Work required - Spot each line in the records below where the word "Kindern" occurs, then copy it.

-- Begin --

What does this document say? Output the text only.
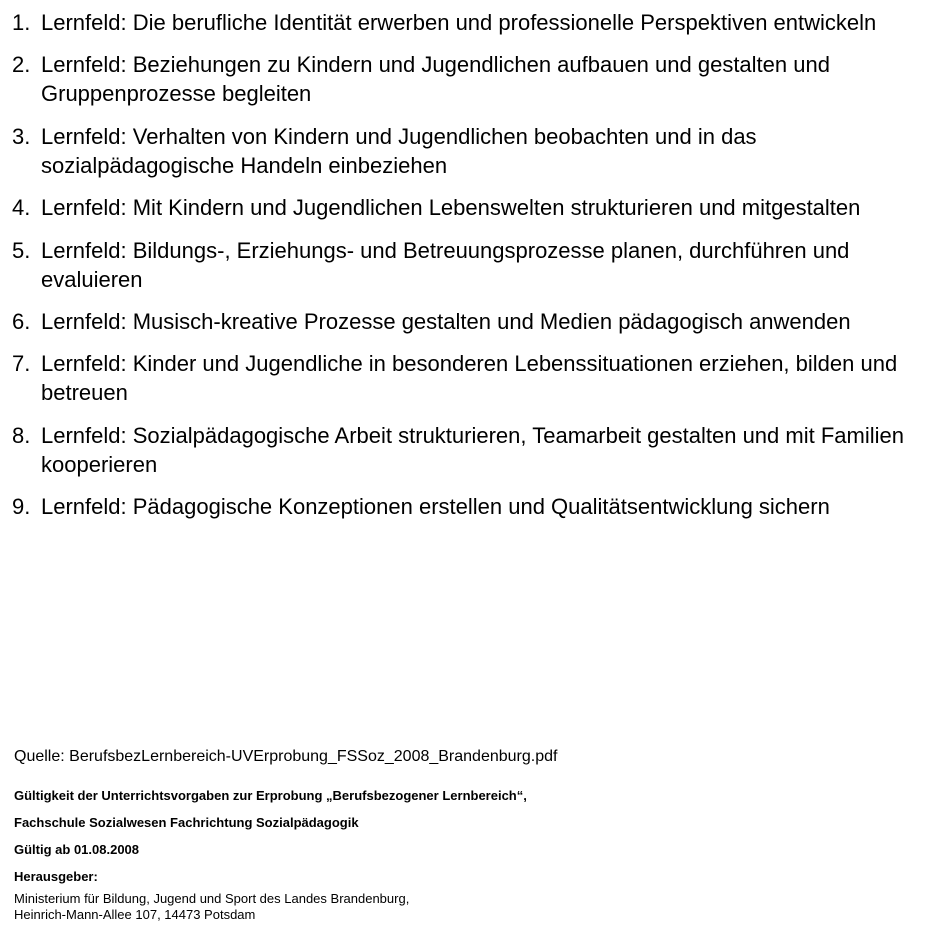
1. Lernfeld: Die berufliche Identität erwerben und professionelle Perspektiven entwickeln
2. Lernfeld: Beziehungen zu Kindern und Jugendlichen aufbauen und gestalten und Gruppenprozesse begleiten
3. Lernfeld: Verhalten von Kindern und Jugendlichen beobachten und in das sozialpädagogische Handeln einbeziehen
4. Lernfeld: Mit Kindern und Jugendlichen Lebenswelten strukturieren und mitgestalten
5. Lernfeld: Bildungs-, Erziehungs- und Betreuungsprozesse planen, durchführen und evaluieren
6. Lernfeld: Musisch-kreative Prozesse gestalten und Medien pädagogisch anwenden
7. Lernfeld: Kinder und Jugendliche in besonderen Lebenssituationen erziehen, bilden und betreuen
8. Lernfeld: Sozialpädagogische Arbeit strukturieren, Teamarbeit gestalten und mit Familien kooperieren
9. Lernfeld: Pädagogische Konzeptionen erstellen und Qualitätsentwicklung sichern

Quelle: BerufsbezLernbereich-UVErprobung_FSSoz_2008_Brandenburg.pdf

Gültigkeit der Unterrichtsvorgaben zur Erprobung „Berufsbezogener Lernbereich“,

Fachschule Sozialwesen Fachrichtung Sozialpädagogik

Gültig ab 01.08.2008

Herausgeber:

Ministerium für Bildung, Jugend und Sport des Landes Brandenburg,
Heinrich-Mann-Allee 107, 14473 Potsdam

-- End --

Correct result -
2. Lernfeld: Beziehungen zu Kindern und Jugendlichen aufbauen und gestalten und Gruppenprozesse begleiten
3. Lernfeld: Verhalten von Kindern und Jugendlichen beobachten und in das sozialpädagogische Handeln einbeziehen
4. Lernfeld: Mit Kindern und Jugendlichen Lebenswelten strukturieren und mitgestalten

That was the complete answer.